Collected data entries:

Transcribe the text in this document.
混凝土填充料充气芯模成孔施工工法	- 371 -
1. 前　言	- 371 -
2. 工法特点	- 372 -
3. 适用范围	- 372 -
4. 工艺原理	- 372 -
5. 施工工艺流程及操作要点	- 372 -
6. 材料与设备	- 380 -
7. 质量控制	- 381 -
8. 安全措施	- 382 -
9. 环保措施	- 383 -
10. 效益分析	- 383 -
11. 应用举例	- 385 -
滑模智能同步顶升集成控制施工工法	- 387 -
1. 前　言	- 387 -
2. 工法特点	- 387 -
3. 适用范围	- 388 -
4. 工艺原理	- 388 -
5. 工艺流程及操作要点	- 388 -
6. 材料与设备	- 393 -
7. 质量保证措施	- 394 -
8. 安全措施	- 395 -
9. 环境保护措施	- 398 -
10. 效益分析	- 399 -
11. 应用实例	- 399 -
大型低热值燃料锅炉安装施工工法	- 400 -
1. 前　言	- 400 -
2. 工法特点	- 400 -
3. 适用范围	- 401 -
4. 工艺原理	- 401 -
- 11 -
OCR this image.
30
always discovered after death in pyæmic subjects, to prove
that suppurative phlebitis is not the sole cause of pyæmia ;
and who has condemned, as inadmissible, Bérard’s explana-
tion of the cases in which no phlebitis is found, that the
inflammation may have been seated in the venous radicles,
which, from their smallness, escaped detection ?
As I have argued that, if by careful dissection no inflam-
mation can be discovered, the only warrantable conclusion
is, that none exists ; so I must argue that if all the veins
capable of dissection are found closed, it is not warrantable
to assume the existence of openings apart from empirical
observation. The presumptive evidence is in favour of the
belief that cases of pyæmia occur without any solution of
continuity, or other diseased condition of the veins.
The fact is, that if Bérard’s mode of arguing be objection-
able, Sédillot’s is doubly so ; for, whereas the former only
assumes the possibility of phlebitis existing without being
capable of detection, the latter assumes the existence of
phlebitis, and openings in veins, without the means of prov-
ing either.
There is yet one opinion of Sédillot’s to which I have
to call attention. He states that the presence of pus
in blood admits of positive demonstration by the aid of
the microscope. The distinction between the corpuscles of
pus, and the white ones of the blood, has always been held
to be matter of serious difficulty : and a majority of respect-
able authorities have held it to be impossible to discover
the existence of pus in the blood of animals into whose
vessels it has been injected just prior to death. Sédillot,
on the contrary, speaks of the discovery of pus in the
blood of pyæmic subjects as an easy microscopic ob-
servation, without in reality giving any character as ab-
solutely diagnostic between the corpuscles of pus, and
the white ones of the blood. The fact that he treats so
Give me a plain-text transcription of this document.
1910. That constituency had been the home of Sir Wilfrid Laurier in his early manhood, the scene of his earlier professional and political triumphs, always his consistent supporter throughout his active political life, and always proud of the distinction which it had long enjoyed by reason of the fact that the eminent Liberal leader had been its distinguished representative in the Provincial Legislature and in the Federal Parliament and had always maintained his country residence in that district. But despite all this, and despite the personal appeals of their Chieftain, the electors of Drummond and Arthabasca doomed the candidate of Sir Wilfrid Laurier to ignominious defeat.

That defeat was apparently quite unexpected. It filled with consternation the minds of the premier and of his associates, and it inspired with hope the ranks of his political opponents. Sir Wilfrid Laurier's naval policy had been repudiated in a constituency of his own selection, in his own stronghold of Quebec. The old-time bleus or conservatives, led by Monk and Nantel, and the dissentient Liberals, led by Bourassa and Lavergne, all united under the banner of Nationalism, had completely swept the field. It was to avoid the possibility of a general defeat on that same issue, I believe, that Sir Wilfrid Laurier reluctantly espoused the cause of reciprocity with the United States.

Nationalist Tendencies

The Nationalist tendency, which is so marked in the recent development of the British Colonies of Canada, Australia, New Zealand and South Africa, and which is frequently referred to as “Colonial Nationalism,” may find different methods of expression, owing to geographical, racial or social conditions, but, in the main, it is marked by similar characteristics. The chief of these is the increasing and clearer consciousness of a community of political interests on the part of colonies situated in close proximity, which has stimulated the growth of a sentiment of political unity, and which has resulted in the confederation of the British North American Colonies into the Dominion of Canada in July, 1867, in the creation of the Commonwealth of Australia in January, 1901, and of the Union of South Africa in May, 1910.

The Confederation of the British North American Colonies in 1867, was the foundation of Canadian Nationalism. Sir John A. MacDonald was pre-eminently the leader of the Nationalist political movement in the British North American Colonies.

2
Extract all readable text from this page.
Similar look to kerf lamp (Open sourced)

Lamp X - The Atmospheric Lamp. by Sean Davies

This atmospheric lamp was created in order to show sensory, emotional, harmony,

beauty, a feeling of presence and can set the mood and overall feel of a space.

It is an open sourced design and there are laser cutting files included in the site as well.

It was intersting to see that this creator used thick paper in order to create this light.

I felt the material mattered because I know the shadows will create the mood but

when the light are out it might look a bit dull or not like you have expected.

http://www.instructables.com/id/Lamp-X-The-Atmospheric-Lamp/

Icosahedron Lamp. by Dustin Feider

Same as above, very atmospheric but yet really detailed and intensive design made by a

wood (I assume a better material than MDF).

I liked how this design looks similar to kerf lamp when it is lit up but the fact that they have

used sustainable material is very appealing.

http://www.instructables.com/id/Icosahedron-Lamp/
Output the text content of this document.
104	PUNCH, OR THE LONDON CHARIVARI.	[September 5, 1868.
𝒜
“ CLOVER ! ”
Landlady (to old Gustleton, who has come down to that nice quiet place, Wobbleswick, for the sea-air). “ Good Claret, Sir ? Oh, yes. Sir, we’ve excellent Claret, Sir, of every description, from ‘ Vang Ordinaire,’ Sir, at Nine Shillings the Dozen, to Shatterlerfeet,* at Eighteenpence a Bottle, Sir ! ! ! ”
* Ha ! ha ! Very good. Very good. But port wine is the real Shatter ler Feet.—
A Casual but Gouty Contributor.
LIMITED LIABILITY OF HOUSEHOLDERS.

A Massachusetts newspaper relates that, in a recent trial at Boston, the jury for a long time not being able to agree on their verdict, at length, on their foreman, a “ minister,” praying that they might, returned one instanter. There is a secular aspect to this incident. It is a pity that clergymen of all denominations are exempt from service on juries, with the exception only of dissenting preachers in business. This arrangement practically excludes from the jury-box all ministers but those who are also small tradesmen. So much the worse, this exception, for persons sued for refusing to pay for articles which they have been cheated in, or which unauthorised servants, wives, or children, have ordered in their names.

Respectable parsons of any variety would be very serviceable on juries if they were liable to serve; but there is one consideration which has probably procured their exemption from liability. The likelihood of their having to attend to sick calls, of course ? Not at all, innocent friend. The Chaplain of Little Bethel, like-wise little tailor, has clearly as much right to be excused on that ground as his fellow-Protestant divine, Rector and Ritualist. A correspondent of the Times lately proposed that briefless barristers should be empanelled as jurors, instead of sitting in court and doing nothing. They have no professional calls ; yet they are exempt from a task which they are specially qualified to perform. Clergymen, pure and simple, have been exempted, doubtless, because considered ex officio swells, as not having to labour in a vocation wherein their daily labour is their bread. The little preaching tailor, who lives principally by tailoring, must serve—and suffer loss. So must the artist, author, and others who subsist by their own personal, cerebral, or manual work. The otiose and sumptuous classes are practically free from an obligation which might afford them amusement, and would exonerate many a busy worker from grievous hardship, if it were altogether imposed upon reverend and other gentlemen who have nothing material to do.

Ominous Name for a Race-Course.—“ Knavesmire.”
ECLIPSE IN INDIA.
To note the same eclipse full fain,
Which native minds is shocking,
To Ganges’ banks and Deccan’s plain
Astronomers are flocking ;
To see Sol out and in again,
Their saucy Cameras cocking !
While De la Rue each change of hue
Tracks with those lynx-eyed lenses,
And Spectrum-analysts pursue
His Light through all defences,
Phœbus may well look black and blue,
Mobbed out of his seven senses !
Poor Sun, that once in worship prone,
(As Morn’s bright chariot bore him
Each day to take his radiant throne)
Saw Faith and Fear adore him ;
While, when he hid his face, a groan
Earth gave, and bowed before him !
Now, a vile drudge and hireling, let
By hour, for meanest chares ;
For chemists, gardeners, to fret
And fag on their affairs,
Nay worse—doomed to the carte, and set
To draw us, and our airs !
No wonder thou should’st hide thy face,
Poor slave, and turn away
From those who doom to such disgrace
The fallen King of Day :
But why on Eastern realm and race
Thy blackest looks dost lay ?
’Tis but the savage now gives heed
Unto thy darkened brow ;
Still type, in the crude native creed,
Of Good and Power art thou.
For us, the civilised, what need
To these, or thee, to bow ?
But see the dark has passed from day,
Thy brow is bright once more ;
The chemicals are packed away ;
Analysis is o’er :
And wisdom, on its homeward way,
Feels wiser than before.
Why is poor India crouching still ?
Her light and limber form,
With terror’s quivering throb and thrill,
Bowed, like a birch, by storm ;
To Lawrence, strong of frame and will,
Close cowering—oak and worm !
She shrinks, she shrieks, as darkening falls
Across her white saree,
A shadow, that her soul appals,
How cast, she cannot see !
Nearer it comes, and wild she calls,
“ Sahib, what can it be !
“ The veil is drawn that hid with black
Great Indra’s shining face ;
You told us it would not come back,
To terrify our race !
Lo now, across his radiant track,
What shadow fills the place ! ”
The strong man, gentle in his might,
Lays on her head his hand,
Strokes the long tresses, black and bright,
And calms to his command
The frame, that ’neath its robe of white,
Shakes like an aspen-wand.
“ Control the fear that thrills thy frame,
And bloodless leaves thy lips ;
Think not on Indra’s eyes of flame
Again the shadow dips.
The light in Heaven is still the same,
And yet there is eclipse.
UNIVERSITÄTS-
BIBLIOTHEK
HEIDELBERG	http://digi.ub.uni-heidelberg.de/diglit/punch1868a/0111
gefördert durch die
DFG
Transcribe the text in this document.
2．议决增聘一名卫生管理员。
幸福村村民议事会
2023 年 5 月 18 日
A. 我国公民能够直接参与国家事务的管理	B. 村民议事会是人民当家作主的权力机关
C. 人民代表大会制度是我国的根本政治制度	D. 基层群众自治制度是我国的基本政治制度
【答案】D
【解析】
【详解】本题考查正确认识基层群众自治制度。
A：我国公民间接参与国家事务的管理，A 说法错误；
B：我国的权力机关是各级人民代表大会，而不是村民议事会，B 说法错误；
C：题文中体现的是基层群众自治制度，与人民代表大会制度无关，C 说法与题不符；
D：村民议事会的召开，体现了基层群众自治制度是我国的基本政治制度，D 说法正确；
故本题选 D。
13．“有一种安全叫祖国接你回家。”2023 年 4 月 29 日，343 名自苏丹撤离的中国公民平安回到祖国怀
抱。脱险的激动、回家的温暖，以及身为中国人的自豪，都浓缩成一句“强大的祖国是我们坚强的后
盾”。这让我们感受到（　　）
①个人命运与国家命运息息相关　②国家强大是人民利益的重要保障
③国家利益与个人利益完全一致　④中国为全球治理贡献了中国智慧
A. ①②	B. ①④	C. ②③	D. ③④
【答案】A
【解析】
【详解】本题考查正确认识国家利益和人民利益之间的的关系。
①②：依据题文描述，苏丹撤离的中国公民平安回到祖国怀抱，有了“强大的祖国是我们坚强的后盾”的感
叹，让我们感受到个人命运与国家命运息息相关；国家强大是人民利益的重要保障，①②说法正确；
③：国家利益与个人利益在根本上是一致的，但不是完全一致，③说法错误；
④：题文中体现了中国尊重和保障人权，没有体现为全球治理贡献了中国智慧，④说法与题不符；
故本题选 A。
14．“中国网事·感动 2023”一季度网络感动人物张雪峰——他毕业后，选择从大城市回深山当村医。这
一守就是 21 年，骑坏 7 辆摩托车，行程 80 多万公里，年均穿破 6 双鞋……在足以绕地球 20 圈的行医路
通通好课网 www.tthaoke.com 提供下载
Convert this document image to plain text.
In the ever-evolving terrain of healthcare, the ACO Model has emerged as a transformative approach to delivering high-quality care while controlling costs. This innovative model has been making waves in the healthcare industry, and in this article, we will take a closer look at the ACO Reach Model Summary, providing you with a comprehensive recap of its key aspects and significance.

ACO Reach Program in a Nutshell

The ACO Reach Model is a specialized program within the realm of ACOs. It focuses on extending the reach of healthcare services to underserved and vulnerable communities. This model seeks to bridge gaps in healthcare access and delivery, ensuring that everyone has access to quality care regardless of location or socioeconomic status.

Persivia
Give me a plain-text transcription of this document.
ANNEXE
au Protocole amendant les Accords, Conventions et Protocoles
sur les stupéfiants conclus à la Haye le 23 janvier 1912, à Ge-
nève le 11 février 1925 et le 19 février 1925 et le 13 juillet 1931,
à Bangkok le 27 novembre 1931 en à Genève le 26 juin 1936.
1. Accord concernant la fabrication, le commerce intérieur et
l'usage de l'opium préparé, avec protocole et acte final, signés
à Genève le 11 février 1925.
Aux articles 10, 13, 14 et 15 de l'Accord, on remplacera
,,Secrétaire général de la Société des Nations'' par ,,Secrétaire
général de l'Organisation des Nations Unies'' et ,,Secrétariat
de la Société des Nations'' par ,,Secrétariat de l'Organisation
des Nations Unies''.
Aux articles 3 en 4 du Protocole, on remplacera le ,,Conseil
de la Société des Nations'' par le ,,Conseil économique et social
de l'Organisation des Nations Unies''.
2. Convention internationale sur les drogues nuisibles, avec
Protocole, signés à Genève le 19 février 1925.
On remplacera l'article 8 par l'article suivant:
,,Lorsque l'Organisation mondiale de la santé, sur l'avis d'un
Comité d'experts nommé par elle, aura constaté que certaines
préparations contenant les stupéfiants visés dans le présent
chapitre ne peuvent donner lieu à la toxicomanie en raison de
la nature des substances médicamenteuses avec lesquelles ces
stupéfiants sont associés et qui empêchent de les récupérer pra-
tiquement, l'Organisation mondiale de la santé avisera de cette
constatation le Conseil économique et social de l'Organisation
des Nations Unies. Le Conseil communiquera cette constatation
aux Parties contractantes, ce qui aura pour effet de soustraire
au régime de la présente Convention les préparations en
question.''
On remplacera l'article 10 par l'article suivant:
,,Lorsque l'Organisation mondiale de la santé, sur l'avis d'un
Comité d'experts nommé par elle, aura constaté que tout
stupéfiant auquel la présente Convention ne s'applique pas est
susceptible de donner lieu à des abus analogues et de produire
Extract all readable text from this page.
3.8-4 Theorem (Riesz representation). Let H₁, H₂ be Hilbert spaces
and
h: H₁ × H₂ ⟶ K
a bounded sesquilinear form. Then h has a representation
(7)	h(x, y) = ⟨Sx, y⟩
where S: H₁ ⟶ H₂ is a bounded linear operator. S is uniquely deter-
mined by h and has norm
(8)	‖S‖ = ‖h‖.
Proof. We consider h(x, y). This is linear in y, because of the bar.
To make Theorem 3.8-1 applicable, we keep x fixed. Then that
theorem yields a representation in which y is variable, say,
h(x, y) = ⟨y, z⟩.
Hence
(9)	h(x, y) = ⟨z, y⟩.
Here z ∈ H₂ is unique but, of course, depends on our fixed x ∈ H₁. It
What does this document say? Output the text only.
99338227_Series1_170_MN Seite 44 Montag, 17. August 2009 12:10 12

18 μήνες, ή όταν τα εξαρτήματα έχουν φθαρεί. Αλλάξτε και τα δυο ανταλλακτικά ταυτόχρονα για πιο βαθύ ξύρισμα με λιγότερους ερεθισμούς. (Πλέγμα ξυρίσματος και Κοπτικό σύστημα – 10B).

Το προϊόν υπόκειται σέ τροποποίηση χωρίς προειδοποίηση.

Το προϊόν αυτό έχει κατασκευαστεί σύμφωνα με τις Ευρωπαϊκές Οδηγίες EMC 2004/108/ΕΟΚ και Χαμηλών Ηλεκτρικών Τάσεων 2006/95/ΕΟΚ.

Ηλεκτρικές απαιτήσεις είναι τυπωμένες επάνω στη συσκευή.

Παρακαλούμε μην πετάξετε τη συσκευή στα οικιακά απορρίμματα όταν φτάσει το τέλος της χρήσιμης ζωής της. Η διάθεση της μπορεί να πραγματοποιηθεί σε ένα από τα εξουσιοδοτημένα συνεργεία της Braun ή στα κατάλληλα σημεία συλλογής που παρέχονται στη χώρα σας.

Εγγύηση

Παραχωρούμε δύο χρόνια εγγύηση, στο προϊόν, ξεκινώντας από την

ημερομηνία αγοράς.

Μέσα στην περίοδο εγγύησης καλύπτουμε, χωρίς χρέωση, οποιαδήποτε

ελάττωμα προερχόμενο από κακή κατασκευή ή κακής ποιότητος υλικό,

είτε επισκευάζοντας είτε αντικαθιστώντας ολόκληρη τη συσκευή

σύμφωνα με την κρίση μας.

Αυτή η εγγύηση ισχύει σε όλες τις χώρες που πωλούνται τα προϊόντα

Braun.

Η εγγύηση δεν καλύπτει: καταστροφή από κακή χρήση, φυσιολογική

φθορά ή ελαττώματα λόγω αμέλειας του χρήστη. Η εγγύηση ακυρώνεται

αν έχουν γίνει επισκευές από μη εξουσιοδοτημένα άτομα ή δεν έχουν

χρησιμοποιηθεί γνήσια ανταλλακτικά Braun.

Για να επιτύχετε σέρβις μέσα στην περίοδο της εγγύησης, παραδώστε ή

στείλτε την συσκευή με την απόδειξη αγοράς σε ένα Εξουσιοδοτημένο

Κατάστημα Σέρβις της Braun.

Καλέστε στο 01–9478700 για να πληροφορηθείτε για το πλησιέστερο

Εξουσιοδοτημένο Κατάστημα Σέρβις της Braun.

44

### Exercise instructions:
Show each line of the data that contains the string "dissection".

### Solution to the problem:
As I have argued that, if by careful dissection no inflam-
capable of dissection are found closed, it is not warrantable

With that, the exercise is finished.